**Written instruction**
Print the whole listing exactly.

Data records
+ + + +

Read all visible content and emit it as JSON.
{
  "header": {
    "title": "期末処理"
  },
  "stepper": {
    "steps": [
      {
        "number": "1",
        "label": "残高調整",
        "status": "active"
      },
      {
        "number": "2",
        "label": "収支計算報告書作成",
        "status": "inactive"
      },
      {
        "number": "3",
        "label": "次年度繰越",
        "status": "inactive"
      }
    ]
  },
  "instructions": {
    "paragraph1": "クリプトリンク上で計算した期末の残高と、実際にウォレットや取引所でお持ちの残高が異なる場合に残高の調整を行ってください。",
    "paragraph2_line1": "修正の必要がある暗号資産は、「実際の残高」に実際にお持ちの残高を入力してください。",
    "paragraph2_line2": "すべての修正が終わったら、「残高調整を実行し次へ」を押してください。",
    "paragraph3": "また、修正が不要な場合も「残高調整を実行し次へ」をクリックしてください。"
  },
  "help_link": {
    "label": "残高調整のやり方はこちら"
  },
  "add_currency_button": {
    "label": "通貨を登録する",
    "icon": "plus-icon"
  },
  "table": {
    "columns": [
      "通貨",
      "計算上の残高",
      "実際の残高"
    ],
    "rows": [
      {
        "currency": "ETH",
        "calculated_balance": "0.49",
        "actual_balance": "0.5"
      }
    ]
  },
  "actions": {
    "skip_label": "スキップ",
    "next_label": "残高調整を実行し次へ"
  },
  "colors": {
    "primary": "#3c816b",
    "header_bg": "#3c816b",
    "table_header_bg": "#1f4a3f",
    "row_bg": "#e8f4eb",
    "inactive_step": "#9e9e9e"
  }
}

+ + + +

**Task answer**
Read all visible content and emit it as JSON.
{
  "header": {
    "title": "期末処理"
  },
  "stepper": {
    "steps": [
      {
        "number": "1",
        "label": "残高調整",
        "status": "active"
      },
      {
        "number": "2",
        "label": "収支計算報告書作成",
        "status": "inactive"
      },
      {
        "number": "3",
        "label": "次年度繰越",
        "status": "inactive"
      }
    ]
  },
  "instructions": {
    "paragraph1": "クリプトリンク上で計算した期末の残高と、実際にウォレットや取引所でお持ちの残高が異なる場合に残高の調整を行ってください。",
    "paragraph2_line1": "修正の必要がある暗号資産は、「実際の残高」に実際にお持ちの残高を入力してください。",
    "paragraph2_line2": "すべての修正が終わったら、「残高調整を実行し次へ」を押してください。",
    "paragraph3": "また、修正が不要な場合も「残高調整を実行し次へ」をクリックしてください。"
  },
  "help_link": {
    "label": "残高調整のやり方はこちら"
  },
  "add_currency_button": {
    "label": "通貨を登録する",
    "icon": "plus-icon"
  },
  "table": {
    "columns": [
      "通貨",
      "計算上の残高",
      "実際の残高"
    ],
    "rows": [
      {
        "currency": "ETH",
        "calculated_balance": "0.49",
        "actual_balance": "0.5"
      }
    ]
  },
  "actions": {
    "skip_label": "スキップ",
    "next_label": "残高調整を実行し次へ"
  },
  "colors": {
    "primary": "#3c816b",
    "header_bg": "#3c816b",
    "table_header_bg": "#1f4a3f",
    "row_bg": "#e8f4eb",
    "inactive_step": "#9e9e9e"
  }
}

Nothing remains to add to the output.